#### INPUT MATERIAL

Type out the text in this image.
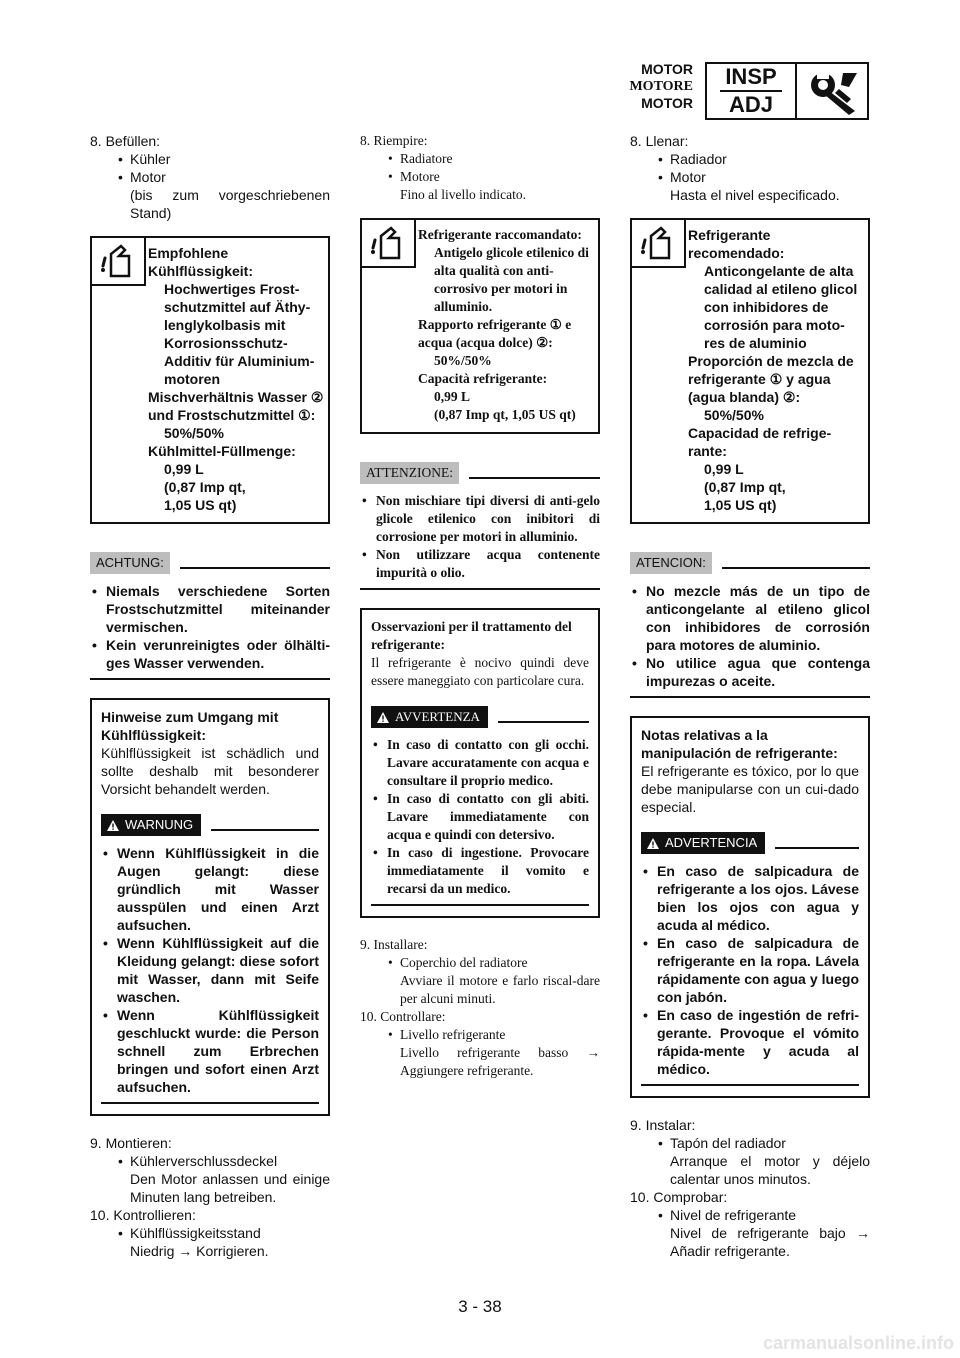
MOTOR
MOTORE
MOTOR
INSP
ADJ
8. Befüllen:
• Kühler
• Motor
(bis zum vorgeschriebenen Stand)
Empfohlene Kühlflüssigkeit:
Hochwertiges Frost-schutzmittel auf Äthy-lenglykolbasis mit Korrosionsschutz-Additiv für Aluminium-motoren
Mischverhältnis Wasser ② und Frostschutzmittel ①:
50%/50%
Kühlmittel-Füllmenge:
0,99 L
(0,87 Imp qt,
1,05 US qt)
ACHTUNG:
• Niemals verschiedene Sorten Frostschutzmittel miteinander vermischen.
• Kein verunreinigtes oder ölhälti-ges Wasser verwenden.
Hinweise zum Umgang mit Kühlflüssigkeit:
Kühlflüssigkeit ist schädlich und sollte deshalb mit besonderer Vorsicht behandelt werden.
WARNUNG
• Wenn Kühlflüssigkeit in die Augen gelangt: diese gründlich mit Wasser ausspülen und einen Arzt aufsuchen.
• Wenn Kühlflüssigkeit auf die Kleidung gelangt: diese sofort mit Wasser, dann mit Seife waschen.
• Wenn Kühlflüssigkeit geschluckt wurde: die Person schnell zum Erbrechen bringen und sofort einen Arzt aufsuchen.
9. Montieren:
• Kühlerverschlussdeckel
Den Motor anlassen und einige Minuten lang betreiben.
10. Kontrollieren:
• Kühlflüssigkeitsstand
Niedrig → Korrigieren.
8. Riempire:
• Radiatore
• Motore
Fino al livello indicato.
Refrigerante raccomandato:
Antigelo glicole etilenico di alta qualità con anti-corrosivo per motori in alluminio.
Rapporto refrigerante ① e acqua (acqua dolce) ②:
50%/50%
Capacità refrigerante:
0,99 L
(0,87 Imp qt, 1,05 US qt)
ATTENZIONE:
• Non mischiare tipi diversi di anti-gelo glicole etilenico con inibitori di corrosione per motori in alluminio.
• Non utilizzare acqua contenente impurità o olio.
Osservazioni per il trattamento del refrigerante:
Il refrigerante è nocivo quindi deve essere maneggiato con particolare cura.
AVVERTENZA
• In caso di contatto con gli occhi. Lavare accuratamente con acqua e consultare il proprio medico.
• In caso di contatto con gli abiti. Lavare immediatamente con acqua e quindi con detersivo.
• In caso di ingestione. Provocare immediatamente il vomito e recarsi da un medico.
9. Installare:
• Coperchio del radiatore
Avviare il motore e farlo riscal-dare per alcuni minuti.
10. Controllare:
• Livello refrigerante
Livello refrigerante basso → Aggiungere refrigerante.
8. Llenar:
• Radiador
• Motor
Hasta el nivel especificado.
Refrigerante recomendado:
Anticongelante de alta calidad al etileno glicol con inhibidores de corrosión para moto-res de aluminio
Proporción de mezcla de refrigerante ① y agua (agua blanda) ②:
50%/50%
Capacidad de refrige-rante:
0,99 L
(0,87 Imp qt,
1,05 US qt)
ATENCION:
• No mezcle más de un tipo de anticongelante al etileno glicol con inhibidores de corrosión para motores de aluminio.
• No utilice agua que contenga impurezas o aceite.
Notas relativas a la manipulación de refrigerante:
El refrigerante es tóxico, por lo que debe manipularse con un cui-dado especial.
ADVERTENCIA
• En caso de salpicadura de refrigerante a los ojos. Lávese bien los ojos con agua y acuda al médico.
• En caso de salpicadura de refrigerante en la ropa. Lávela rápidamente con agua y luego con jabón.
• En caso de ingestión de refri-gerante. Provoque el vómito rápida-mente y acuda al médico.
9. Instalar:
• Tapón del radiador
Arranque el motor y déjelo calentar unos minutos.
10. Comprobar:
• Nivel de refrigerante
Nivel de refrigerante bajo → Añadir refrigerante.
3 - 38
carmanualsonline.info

########

• SHORT TASK: Repeat each entry exactly as given; no pictures belong in the copy.

• WRITTEN ANSWER:
Type out the text in this image.
MOTOR
MOTORE
MOTOR
INSP
ADJ
8. Befüllen:
• Kühler
• Motor
(bis zum vorgeschriebenen Stand)
Empfohlene Kühlflüssigkeit:
Hochwertiges Frost-schutzmittel auf Äthy-lenglykolbasis mit Korrosionsschutz-Additiv für Aluminium-motoren
Mischverhältnis Wasser ② und Frostschutzmittel ①:
50%/50%
Kühlmittel-Füllmenge:
0,99 L
(0,87 Imp qt,
1,05 US qt)
ACHTUNG:
• Niemals verschiedene Sorten Frostschutzmittel miteinander vermischen.
• Kein verunreinigtes oder ölhälti-ges Wasser verwenden.
Hinweise zum Umgang mit Kühlflüssigkeit:
Kühlflüssigkeit ist schädlich und sollte deshalb mit besonderer Vorsicht behandelt werden.
WARNUNG
• Wenn Kühlflüssigkeit in die Augen gelangt: diese gründlich mit Wasser ausspülen und einen Arzt aufsuchen.
• Wenn Kühlflüssigkeit auf die Kleidung gelangt: diese sofort mit Wasser, dann mit Seife waschen.
• Wenn Kühlflüssigkeit geschluckt wurde: die Person schnell zum Erbrechen bringen und sofort einen Arzt aufsuchen.
9. Montieren:
• Kühlerverschlussdeckel
Den Motor anlassen und einige Minuten lang betreiben.
10. Kontrollieren:
• Kühlflüssigkeitsstand
Niedrig → Korrigieren.
8. Riempire:
• Radiatore
• Motore
Fino al livello indicato.
Refrigerante raccomandato:
Antigelo glicole etilenico di alta qualità con anti-corrosivo per motori in alluminio.
Rapporto refrigerante ① e acqua (acqua dolce) ②:
50%/50%
Capacità refrigerante:
0,99 L
(0,87 Imp qt, 1,05 US qt)
ATTENZIONE:
• Non mischiare tipi diversi di anti-gelo glicole etilenico con inibitori di corrosione per motori in alluminio.
• Non utilizzare acqua contenente impurità o olio.
Osservazioni per il trattamento del refrigerante:
Il refrigerante è nocivo quindi deve essere maneggiato con particolare cura.
AVVERTENZA
• In caso di contatto con gli occhi. Lavare accuratamente con acqua e consultare il proprio medico.
• In caso di contatto con gli abiti. Lavare immediatamente con acqua e quindi con detersivo.
• In caso di ingestione. Provocare immediatamente il vomito e recarsi da un medico.
9. Installare:
• Coperchio del radiatore
Avviare il motore e farlo riscal-dare per alcuni minuti.
10. Controllare:
• Livello refrigerante
Livello refrigerante basso → Aggiungere refrigerante.
8. Llenar:
• Radiador
• Motor
Hasta el nivel especificado.
Refrigerante recomendado:
Anticongelante de alta calidad al etileno glicol con inhibidores de corrosión para moto-res de aluminio
Proporción de mezcla de refrigerante ① y agua (agua blanda) ②:
50%/50%
Capacidad de refrige-rante:
0,99 L
(0,87 Imp qt,
1,05 US qt)
ATENCION:
• No mezcle más de un tipo de anticongelante al etileno glicol con inhibidores de corrosión para motores de aluminio.
• No utilice agua que contenga impurezas o aceite.
Notas relativas a la manipulación de refrigerante:
El refrigerante es tóxico, por lo que debe manipularse con un cui-dado especial.
ADVERTENCIA
• En caso de salpicadura de refrigerante a los ojos. Lávese bien los ojos con agua y acuda al médico.
• En caso de salpicadura de refrigerante en la ropa. Lávela rápidamente con agua y luego con jabón.
• En caso de ingestión de refri-gerante. Provoque el vómito rápida-mente y acuda al médico.
9. Instalar:
• Tapón del radiador
Arranque el motor y déjelo calentar unos minutos.
10. Comprobar:
• Nivel de refrigerante
Nivel de refrigerante bajo → Añadir refrigerante.
3 - 38
carmanualsonline.info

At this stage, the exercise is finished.